(Lines of data)
################
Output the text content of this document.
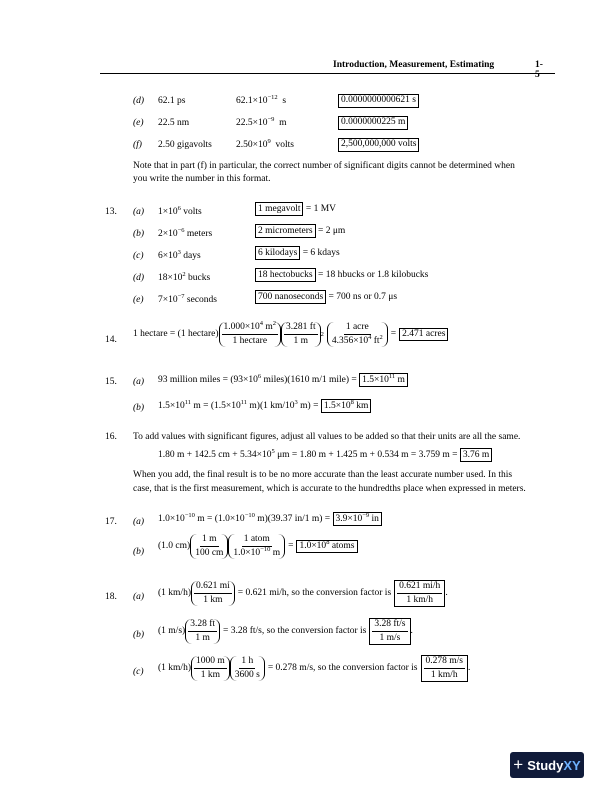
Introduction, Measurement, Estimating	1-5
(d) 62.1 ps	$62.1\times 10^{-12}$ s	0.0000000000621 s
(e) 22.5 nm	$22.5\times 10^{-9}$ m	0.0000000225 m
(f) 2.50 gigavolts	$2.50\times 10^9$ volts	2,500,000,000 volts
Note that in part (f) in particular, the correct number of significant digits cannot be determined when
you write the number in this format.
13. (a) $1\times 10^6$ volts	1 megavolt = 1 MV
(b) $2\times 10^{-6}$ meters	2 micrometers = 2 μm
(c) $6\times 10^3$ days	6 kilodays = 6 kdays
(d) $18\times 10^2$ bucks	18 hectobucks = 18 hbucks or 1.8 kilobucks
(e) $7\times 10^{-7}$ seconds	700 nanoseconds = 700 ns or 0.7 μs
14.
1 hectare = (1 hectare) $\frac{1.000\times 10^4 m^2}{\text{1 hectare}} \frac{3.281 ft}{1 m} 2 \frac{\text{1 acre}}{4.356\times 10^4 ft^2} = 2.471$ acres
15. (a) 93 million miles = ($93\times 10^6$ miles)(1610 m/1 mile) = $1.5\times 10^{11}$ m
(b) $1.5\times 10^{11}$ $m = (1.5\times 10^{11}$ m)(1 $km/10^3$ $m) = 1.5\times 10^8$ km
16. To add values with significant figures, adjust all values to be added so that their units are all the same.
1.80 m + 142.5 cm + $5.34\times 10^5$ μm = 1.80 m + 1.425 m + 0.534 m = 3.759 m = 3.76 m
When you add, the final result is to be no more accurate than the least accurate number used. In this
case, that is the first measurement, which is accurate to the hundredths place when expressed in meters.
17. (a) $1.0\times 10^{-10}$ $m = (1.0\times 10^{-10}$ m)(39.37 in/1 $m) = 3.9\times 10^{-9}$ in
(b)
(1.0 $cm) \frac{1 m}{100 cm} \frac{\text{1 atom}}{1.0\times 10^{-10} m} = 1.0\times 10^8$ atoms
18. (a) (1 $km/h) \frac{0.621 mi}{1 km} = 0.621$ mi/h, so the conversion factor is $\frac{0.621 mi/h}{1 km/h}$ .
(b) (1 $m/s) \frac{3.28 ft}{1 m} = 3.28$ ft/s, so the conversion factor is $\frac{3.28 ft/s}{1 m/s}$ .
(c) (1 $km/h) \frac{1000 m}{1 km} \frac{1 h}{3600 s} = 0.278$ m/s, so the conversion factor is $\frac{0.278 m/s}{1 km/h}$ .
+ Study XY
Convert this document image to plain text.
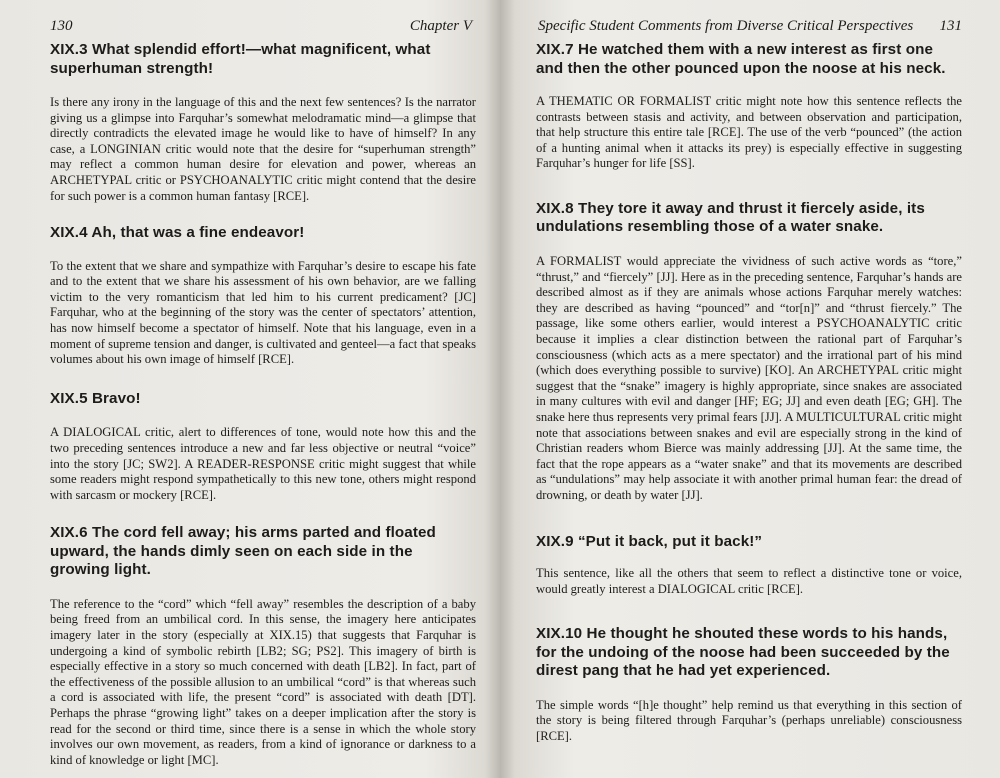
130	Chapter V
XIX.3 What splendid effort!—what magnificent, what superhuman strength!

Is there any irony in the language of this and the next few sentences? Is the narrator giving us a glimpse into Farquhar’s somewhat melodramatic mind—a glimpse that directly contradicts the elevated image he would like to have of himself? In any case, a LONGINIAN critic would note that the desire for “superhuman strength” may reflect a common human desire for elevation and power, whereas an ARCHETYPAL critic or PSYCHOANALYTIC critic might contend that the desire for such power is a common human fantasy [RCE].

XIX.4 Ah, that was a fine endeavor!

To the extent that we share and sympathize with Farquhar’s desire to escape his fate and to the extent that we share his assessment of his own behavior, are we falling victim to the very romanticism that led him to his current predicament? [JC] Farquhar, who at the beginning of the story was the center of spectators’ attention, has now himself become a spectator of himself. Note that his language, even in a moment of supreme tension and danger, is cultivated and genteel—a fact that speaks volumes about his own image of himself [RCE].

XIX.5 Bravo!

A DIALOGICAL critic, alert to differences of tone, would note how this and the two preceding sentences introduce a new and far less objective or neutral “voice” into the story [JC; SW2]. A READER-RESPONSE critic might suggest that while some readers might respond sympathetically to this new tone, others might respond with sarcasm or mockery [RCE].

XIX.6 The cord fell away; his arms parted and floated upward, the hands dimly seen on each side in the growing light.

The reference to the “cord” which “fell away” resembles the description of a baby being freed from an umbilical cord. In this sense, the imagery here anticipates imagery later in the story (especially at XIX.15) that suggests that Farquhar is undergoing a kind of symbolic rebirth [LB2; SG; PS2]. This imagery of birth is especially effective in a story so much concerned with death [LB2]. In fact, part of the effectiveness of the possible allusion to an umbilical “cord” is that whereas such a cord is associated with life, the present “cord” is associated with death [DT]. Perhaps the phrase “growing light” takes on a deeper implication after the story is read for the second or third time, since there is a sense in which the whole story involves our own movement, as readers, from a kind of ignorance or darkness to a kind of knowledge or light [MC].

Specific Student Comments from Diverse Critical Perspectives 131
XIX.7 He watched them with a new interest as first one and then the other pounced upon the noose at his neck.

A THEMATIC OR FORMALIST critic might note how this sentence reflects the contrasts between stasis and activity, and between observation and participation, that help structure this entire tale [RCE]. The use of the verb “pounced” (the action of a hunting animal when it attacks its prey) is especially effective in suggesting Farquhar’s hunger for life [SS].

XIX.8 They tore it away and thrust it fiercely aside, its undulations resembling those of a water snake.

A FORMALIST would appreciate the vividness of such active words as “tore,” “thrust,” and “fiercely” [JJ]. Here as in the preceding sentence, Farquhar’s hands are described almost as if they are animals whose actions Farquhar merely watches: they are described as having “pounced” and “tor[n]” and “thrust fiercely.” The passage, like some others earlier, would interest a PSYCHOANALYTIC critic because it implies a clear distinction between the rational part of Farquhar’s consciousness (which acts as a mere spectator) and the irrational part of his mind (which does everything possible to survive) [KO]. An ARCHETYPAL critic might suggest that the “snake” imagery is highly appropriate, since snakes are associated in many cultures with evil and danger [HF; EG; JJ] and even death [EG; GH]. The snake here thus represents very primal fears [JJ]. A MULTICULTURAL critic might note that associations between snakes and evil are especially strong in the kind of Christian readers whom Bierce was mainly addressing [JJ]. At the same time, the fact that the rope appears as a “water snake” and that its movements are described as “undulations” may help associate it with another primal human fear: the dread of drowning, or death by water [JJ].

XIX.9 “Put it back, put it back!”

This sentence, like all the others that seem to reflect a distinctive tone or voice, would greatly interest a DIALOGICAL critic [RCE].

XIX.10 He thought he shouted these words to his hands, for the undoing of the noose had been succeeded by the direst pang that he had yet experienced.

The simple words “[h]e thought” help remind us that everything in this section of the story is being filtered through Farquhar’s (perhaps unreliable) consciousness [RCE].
################
To be done -
From the records, copy every line that has the string "conversion" in it.

Problem solution -
18. (a) (1 $km/h) \frac{0.621 mi}{1 km} = 0.621$ mi/h, so the conversion factor is $\frac{0.621 mi/h}{1 km/h}$ .
(b) (1 $m/s) \frac{3.28 ft}{1 m} = 3.28$ ft/s, so the conversion factor is $\frac{3.28 ft/s}{1 m/s}$ .
(c) (1 $km/h) \frac{1000 m}{1 km} \frac{1 h}{3600 s} = 0.278$ m/s, so the conversion factor is $\frac{0.278 m/s}{1 km/h}$ .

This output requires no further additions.